▸ Prompt: In the entries that follow, find the word "Streaming" and report each line it is on.

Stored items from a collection
───

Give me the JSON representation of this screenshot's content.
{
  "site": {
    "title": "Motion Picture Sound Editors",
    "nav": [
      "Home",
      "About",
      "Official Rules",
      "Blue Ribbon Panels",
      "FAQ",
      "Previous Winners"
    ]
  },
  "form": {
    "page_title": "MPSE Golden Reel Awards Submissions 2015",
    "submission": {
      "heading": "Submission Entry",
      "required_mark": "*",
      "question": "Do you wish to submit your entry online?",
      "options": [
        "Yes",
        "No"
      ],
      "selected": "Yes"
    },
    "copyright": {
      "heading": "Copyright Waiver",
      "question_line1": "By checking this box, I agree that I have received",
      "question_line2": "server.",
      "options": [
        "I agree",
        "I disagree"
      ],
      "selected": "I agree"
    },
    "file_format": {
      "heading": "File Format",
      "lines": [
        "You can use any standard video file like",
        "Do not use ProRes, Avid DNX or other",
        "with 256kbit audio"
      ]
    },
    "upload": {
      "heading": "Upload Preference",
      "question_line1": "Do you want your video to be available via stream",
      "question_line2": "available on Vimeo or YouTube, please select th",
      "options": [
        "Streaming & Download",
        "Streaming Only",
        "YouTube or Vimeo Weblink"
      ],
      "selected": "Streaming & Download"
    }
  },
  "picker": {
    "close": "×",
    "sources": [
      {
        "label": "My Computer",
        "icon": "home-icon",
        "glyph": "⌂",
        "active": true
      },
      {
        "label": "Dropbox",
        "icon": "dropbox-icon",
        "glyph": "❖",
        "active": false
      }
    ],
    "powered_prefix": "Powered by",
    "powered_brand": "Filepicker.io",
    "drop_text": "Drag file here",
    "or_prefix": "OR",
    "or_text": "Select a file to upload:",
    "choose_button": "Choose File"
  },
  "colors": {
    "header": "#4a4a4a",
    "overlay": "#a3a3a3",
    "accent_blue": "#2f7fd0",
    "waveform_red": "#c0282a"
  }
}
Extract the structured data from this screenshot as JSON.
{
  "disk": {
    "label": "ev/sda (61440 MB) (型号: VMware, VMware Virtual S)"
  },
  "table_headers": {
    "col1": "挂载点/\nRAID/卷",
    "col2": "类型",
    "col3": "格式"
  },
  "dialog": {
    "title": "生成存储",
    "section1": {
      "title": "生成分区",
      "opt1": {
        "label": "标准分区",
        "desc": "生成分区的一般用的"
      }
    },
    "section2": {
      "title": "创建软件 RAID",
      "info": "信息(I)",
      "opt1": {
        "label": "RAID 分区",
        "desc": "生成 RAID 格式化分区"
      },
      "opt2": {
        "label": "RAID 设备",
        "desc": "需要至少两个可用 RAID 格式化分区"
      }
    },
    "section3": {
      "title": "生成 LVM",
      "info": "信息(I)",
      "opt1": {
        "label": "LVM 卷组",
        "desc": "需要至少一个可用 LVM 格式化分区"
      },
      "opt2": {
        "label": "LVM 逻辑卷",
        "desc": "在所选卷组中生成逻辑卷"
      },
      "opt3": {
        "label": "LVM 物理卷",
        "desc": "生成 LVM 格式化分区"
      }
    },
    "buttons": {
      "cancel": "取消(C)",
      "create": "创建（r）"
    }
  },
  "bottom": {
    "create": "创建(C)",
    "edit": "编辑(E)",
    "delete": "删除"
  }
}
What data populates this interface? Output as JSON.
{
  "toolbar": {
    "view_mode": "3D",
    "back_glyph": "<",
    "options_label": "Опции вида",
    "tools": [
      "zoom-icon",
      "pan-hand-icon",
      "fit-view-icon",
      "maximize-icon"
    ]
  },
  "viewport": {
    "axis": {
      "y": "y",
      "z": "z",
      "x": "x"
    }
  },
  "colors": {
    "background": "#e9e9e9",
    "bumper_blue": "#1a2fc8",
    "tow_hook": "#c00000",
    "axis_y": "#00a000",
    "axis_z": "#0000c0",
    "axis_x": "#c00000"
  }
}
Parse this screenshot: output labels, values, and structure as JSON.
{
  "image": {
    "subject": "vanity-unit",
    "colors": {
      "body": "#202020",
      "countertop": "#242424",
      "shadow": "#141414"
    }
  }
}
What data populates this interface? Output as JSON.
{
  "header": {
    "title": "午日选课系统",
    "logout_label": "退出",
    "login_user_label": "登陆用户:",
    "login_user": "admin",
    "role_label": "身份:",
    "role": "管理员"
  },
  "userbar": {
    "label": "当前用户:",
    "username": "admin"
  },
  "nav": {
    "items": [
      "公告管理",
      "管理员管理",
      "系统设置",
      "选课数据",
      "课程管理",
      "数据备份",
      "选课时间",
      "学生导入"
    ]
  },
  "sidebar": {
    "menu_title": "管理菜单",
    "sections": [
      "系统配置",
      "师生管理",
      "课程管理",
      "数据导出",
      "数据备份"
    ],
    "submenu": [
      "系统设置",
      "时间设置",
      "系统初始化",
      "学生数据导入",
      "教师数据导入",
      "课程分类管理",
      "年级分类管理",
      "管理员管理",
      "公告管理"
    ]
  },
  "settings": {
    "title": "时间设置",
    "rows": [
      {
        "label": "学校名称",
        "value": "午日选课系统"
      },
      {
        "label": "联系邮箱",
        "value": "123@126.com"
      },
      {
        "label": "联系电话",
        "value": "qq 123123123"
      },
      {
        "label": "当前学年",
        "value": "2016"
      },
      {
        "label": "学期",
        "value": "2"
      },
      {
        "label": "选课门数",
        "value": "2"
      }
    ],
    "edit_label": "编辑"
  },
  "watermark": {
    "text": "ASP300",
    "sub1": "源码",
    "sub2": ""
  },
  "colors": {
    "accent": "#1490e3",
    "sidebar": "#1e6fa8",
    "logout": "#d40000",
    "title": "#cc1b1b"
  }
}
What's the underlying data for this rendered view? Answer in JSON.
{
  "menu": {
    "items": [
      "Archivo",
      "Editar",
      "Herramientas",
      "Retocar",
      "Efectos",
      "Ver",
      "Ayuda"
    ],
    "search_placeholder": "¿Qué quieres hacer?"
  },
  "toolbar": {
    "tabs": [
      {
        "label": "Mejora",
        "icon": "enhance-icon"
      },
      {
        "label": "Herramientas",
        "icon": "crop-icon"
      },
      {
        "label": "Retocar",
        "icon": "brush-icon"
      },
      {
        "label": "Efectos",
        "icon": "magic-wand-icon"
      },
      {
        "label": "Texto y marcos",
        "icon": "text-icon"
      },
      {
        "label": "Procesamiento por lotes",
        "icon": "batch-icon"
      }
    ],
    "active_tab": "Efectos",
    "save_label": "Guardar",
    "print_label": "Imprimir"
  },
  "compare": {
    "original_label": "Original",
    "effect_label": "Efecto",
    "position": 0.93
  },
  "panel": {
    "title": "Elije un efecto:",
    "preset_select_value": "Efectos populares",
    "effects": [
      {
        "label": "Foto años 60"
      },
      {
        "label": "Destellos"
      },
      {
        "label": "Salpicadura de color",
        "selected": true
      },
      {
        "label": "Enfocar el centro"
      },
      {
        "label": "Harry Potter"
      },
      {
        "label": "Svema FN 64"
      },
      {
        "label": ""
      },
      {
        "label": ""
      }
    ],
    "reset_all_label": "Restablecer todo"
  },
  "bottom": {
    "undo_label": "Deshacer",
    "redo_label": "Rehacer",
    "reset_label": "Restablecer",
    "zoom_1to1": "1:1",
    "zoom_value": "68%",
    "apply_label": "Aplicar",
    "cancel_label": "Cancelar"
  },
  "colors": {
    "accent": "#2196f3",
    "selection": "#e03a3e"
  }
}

───

▸ Exercise answer:
        "Streaming & Download",
        "Streaming Only",
      "selected": "Streaming & Download"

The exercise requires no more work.